Collected data —
_ _ _
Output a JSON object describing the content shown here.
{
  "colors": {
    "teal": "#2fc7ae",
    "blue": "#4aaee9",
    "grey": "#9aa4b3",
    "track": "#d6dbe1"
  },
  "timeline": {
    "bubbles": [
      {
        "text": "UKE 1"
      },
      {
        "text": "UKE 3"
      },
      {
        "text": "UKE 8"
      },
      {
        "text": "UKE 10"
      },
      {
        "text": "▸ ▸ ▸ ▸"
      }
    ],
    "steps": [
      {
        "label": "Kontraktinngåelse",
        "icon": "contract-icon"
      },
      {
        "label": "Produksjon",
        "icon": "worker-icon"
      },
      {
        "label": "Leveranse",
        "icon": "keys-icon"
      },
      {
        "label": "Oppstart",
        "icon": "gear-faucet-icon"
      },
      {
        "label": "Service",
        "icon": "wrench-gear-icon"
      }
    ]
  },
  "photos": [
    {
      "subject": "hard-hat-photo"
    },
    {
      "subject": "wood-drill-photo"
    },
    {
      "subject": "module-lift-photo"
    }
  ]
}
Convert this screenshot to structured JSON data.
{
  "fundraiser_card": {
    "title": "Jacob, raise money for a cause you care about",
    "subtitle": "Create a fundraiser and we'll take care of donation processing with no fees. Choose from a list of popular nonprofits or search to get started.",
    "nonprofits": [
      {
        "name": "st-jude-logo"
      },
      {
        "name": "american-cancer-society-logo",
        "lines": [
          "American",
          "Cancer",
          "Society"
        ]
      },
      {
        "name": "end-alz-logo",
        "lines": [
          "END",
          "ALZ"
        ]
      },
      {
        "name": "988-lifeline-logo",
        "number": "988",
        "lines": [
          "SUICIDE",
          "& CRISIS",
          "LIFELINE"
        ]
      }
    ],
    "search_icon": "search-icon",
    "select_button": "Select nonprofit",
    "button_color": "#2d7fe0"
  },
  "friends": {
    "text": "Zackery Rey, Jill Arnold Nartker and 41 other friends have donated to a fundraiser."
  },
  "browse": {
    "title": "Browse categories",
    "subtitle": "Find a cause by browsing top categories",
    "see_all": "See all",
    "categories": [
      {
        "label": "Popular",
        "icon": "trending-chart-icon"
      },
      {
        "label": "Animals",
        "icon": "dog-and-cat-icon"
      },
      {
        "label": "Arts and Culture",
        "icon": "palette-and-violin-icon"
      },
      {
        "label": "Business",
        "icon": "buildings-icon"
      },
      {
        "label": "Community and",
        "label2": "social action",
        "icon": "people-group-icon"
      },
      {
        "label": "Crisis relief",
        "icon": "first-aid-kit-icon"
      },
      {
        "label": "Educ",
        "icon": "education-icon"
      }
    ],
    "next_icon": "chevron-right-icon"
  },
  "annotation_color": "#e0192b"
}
_ _ _
To do — Copy in full each line that holds the word "subject".

Correct response —
      "subject": "hard-hat-photo"
      "subject": "wood-drill-photo"
      "subject": "module-lift-photo"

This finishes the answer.